Start INPUT RECORDS

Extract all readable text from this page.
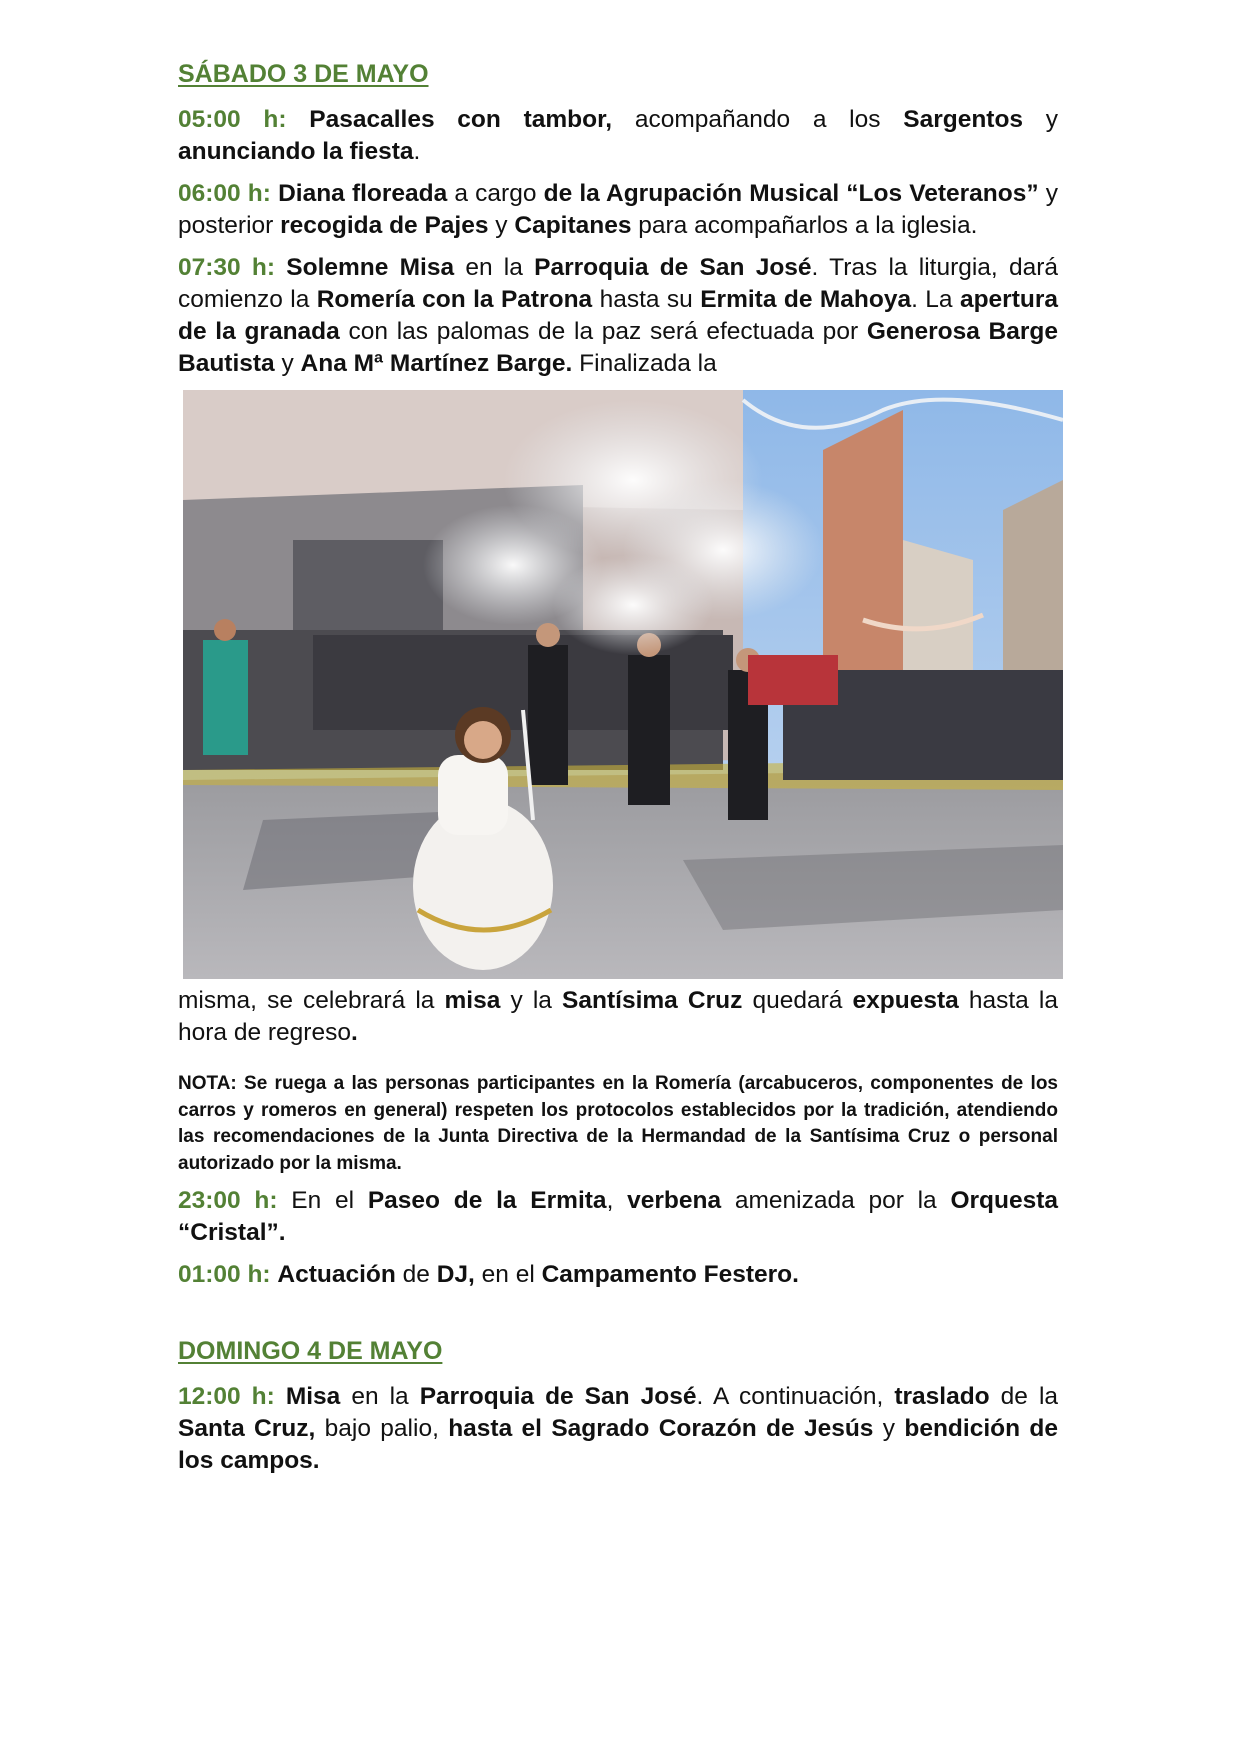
SÁBADO 3 DE MAYO

05:00 h: Pasacalles con tambor, acompañando a los Sargentos y anunciando la fiesta.

06:00 h: Diana floreada a cargo de la Agrupación Musical “Los Veteranos” y posterior recogida de Pajes y Capitanes para acompañarlos a la iglesia.

07:30 h: Solemne Misa en la Parroquia de San José. Tras la liturgia, dará comienzo la Romería con la Patrona hasta su Ermita de Mahoya. La apertura de la granada con las palomas de la paz será efectuada por Generosa Barge Bautista y Ana Mª Martínez Barge. Finalizada la

misma, se celebrará la misa y la Santísima Cruz quedará expuesta hasta la hora de regreso.

NOTA: Se ruega a las personas participantes en la Romería (arcabuceros, componentes de los carros y romeros en general) respeten los protocolos establecidos por la tradición, atendiendo las recomendaciones de la Junta Directiva de la Hermandad de la Santísima Cruz o personal autorizado por la misma.

23:00 h: En el Paseo de la Ermita, verbena amenizada por la Orquesta “Cristal”.

01:00 h: Actuación de DJ, en el Campamento Festero.

DOMINGO 4 DE MAYO

12:00 h: Misa en la Parroquia de San José. A continuación, traslado de la Santa Cruz, bajo palio, hasta el Sagrado Corazón de Jesús y bendición de los campos.
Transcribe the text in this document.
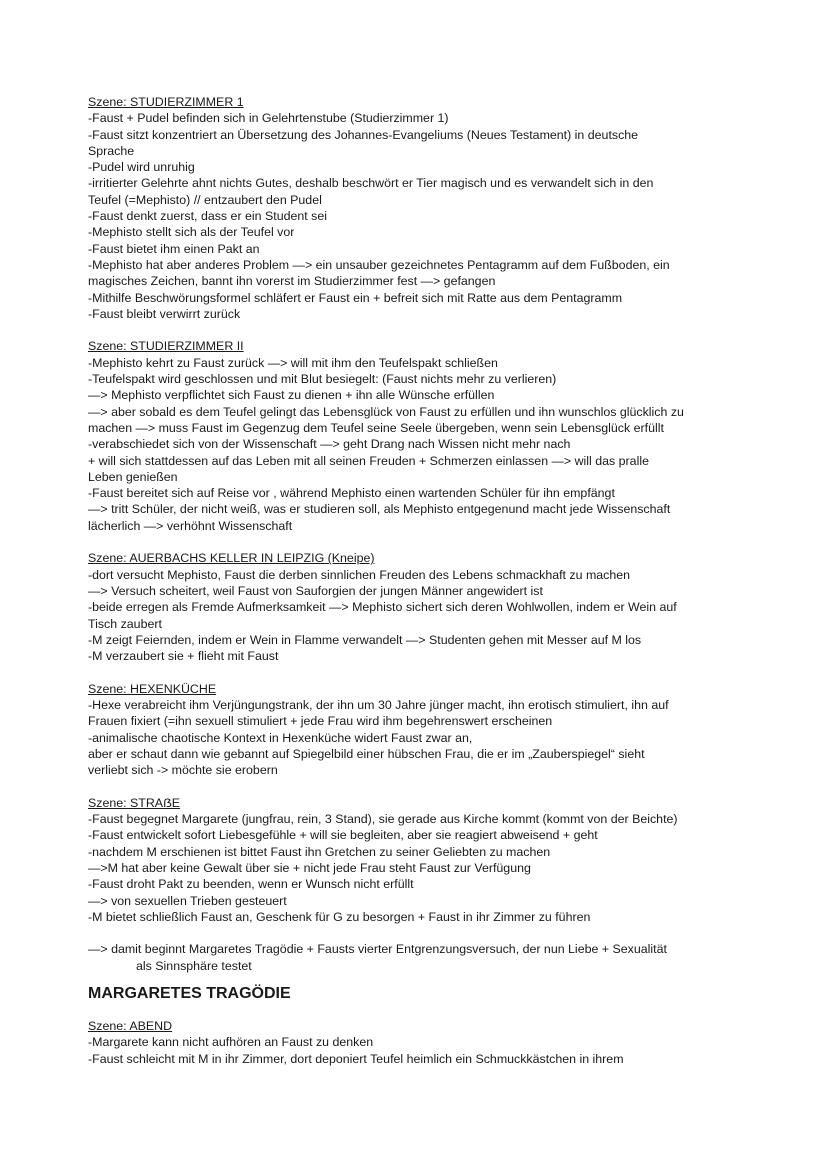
Szene: STUDIERZIMMER 1
-Faust + Pudel befinden sich in Gelehrtenstube (Studierzimmer 1)
-Faust sitzt konzentriert an Übersetzung des Johannes-Evangeliums (Neues Testament) in deutsche
Sprache
-Pudel wird unruhig
-irritierter Gelehrte ahnt nichts Gutes, deshalb beschwört er Tier magisch und es verwandelt sich in den
Teufel (=Mephisto) // entzaubert den Pudel
-Faust denkt zuerst, dass er ein Student sei
-Mephisto stellt sich als der Teufel vor
-Faust bietet ihm einen Pakt an
-Mephisto hat aber anderes Problem —> ein unsauber gezeichnetes Pentagramm auf dem Fußboden, ein
magisches Zeichen, bannt ihn vorerst im Studierzimmer fest —> gefangen
-Mithilfe Beschwörungsformel schläfert er Faust ein + befreit sich mit Ratte aus dem Pentagramm
-Faust bleibt verwirrt zurück
Szene: STUDIERZIMMER II
-Mephisto kehrt zu Faust zurück —> will mit ihm den Teufelspakt schließen
-Teufelspakt wird geschlossen und mit Blut besiegelt: (Faust nichts mehr zu verlieren)
—> Mephisto verpflichtet sich Faust zu dienen + ihn alle Wünsche erfüllen
—> aber sobald es dem Teufel gelingt das Lebensglück von Faust zu erfüllen und ihn wunschlos glücklich zu
machen —> muss Faust im Gegenzug dem Teufel seine Seele übergeben, wenn sein Lebensglück erfüllt
-verabschiedet sich von der Wissenschaft —> geht Drang nach Wissen nicht mehr nach
+ will sich stattdessen auf das Leben mit all seinen Freuden + Schmerzen einlassen —> will das pralle
Leben genießen
-Faust bereitet sich auf Reise vor , während Mephisto einen wartenden Schüler für ihn empfängt
—> tritt Schüler, der nicht weiß, was er studieren soll, als Mephisto entgegenund macht jede Wissenschaft
lächerlich —> verhöhnt Wissenschaft
Szene: AUERBACHS KELLER IN LEIPZIG (Kneipe)
-dort versucht Mephisto, Faust die derben sinnlichen Freuden des Lebens schmackhaft zu machen
—> Versuch scheitert, weil Faust von Sauforgien der jungen Männer angewidert ist
-beide erregen als Fremde Aufmerksamkeit —> Mephisto sichert sich deren Wohlwollen, indem er Wein auf
Tisch zaubert
-M zeigt Feiernden, indem er Wein in Flamme verwandelt —> Studenten gehen mit Messer auf M los
-M verzaubert sie + flieht mit Faust
Szene: HEXENKÜCHE
-Hexe verabreicht ihm Verjüngungstrank, der ihn um 30 Jahre jünger macht, ihn erotisch stimuliert, ihn auf
Frauen fixiert (=ihn sexuell stimuliert + jede Frau wird ihm begehrenswert erscheinen
-animalische chaotische Kontext in Hexenküche widert Faust zwar an,
aber er schaut dann wie gebannt auf Spiegelbild einer hübschen Frau, die er im „Zauberspiegel“ sieht
verliebt sich -> möchte sie erobern
Szene: STRAẞE
-Faust begegnet Margarete (jungfrau, rein, 3 Stand), sie gerade aus Kirche kommt (kommt von der Beichte)
-Faust entwickelt sofort Liebesgefühle + will sie begleiten, aber sie reagiert abweisend + geht
-nachdem M erschienen ist bittet Faust ihn Gretchen zu seiner Geliebten zu machen
—>M hat aber keine Gewalt über sie + nicht jede Frau steht Faust zur Verfügung
-Faust droht Pakt zu beenden, wenn er Wunsch nicht erfüllt
—> von sexuellen Trieben gesteuert
-M bietet schließlich Faust an, Geschenk für G zu besorgen + Faust in ihr Zimmer zu führen
—> damit beginnt Margaretes Tragödie + Fausts vierter Entgrenzungsversuch, der nun Liebe + Sexualität
als Sinnsphäre testet
MARGARETES TRAGÖDIE
Szene: ABEND
-Margarete kann nicht aufhören an Faust zu denken
-Faust schleicht mit M in ihr Zimmer, dort deponiert Teufel heimlich ein Schmuckkästchen in ihrem
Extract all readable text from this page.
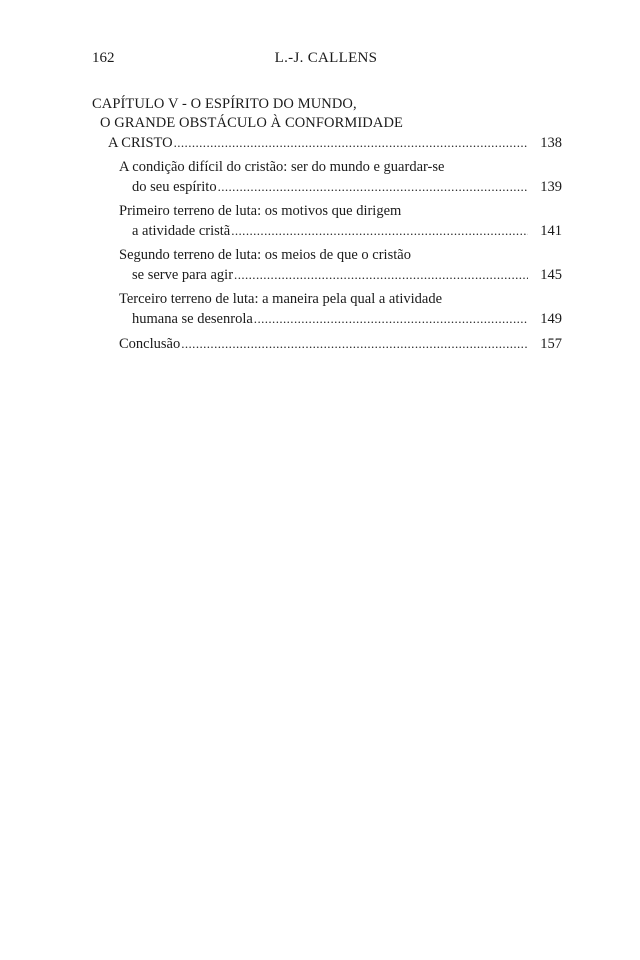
162	L.-J. CALLENS
CAPÍTULO V - O ESPÍRITO DO MUNDO,
O GRANDE OBSTÁCULO À CONFORMIDADE
A CRISTO .....	138
A condição difícil do cristão: ser do mundo e guardar-se
do seu espírito .....	139
Primeiro terreno de luta: os motivos que dirigem
a atividade cristã .....	141
Segundo terreno de luta: os meios de que o cristão
se serve para agir .....	145
Terceiro terreno de luta: a maneira pela qual a atividade
humana se desenrola .....	149
Conclusão .....	157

End INPUT RECORDS

Return all of the entries exactly as written, but drop any pictures they hold.

RESULT FOR THIS EXERCISE »
Extract all readable text from this page.
SÁBADO 3 DE MAYO

05:00 h: Pasacalles con tambor, acompañando a los Sargentos y anunciando la fiesta.

06:00 h: Diana floreada a cargo de la Agrupación Musical “Los Veteranos” y posterior recogida de Pajes y Capitanes para acompañarlos a la iglesia.

07:30 h: Solemne Misa en la Parroquia de San José. Tras la liturgia, dará comienzo la Romería con la Patrona hasta su Ermita de Mahoya. La apertura de la granada con las palomas de la paz será efectuada por Generosa Barge Bautista y Ana Mª Martínez Barge. Finalizada la

misma, se celebrará la misa y la Santísima Cruz quedará expuesta hasta la hora de regreso.

NOTA: Se ruega a las personas participantes en la Romería (arcabuceros, componentes de los carros y romeros en general) respeten los protocolos establecidos por la tradición, atendiendo las recomendaciones de la Junta Directiva de la Hermandad de la Santísima Cruz o personal autorizado por la misma.

23:00 h: En el Paseo de la Ermita, verbena amenizada por la Orquesta “Cristal”.

01:00 h: Actuación de DJ, en el Campamento Festero.

DOMINGO 4 DE MAYO

12:00 h: Misa en la Parroquia de San José. A continuación, traslado de la Santa Cruz, bajo palio, hasta el Sagrado Corazón de Jesús y bendición de los campos.
Transcribe the text in this document.
Szene: STUDIERZIMMER 1
-Faust + Pudel befinden sich in Gelehrtenstube (Studierzimmer 1)
-Faust sitzt konzentriert an Übersetzung des Johannes-Evangeliums (Neues Testament) in deutsche
Sprache
-Pudel wird unruhig
-irritierter Gelehrte ahnt nichts Gutes, deshalb beschwört er Tier magisch und es verwandelt sich in den
Teufel (=Mephisto) // entzaubert den Pudel
-Faust denkt zuerst, dass er ein Student sei
-Mephisto stellt sich als der Teufel vor
-Faust bietet ihm einen Pakt an
-Mephisto hat aber anderes Problem —> ein unsauber gezeichnetes Pentagramm auf dem Fußboden, ein
magisches Zeichen, bannt ihn vorerst im Studierzimmer fest —> gefangen
-Mithilfe Beschwörungsformel schläfert er Faust ein + befreit sich mit Ratte aus dem Pentagramm
-Faust bleibt verwirrt zurück
Szene: STUDIERZIMMER II
-Mephisto kehrt zu Faust zurück —> will mit ihm den Teufelspakt schließen
-Teufelspakt wird geschlossen und mit Blut besiegelt: (Faust nichts mehr zu verlieren)
—> Mephisto verpflichtet sich Faust zu dienen + ihn alle Wünsche erfüllen
—> aber sobald es dem Teufel gelingt das Lebensglück von Faust zu erfüllen und ihn wunschlos glücklich zu
machen —> muss Faust im Gegenzug dem Teufel seine Seele übergeben, wenn sein Lebensglück erfüllt
-verabschiedet sich von der Wissenschaft —> geht Drang nach Wissen nicht mehr nach
+ will sich stattdessen auf das Leben mit all seinen Freuden + Schmerzen einlassen —> will das pralle
Leben genießen
-Faust bereitet sich auf Reise vor , während Mephisto einen wartenden Schüler für ihn empfängt
—> tritt Schüler, der nicht weiß, was er studieren soll, als Mephisto entgegenund macht jede Wissenschaft
lächerlich —> verhöhnt Wissenschaft
Szene: AUERBACHS KELLER IN LEIPZIG (Kneipe)
-dort versucht Mephisto, Faust die derben sinnlichen Freuden des Lebens schmackhaft zu machen
—> Versuch scheitert, weil Faust von Sauforgien der jungen Männer angewidert ist
-beide erregen als Fremde Aufmerksamkeit —> Mephisto sichert sich deren Wohlwollen, indem er Wein auf
Tisch zaubert
-M zeigt Feiernden, indem er Wein in Flamme verwandelt —> Studenten gehen mit Messer auf M los
-M verzaubert sie + flieht mit Faust
Szene: HEXENKÜCHE
-Hexe verabreicht ihm Verjüngungstrank, der ihn um 30 Jahre jünger macht, ihn erotisch stimuliert, ihn auf
Frauen fixiert (=ihn sexuell stimuliert + jede Frau wird ihm begehrenswert erscheinen
-animalische chaotische Kontext in Hexenküche widert Faust zwar an,
aber er schaut dann wie gebannt auf Spiegelbild einer hübschen Frau, die er im „Zauberspiegel“ sieht
verliebt sich -> möchte sie erobern
Szene: STRAẞE
-Faust begegnet Margarete (jungfrau, rein, 3 Stand), sie gerade aus Kirche kommt (kommt von der Beichte)
-Faust entwickelt sofort Liebesgefühle + will sie begleiten, aber sie reagiert abweisend + geht
-nachdem M erschienen ist bittet Faust ihn Gretchen zu seiner Geliebten zu machen
—>M hat aber keine Gewalt über sie + nicht jede Frau steht Faust zur Verfügung
-Faust droht Pakt zu beenden, wenn er Wunsch nicht erfüllt
—> von sexuellen Trieben gesteuert
-M bietet schließlich Faust an, Geschenk für G zu besorgen + Faust in ihr Zimmer zu führen
—> damit beginnt Margaretes Tragödie + Fausts vierter Entgrenzungsversuch, der nun Liebe + Sexualität
als Sinnsphäre testet
MARGARETES TRAGÖDIE
Szene: ABEND
-Margarete kann nicht aufhören an Faust zu denken
-Faust schleicht mit M in ihr Zimmer, dort deponiert Teufel heimlich ein Schmuckkästchen in ihrem
Extract all readable text from this page.
162	L.-J. CALLENS
CAPÍTULO V - O ESPÍRITO DO MUNDO,
O GRANDE OBSTÁCULO À CONFORMIDADE
A CRISTO .....	138
A condição difícil do cristão: ser do mundo e guardar-se
do seu espírito .....	139
Primeiro terreno de luta: os motivos que dirigem
a atividade cristã .....	141
Segundo terreno de luta: os meios de que o cristão
se serve para agir .....	145
Terceiro terreno de luta: a maneira pela qual a atividade
humana se desenrola .....	149
Conclusão .....	157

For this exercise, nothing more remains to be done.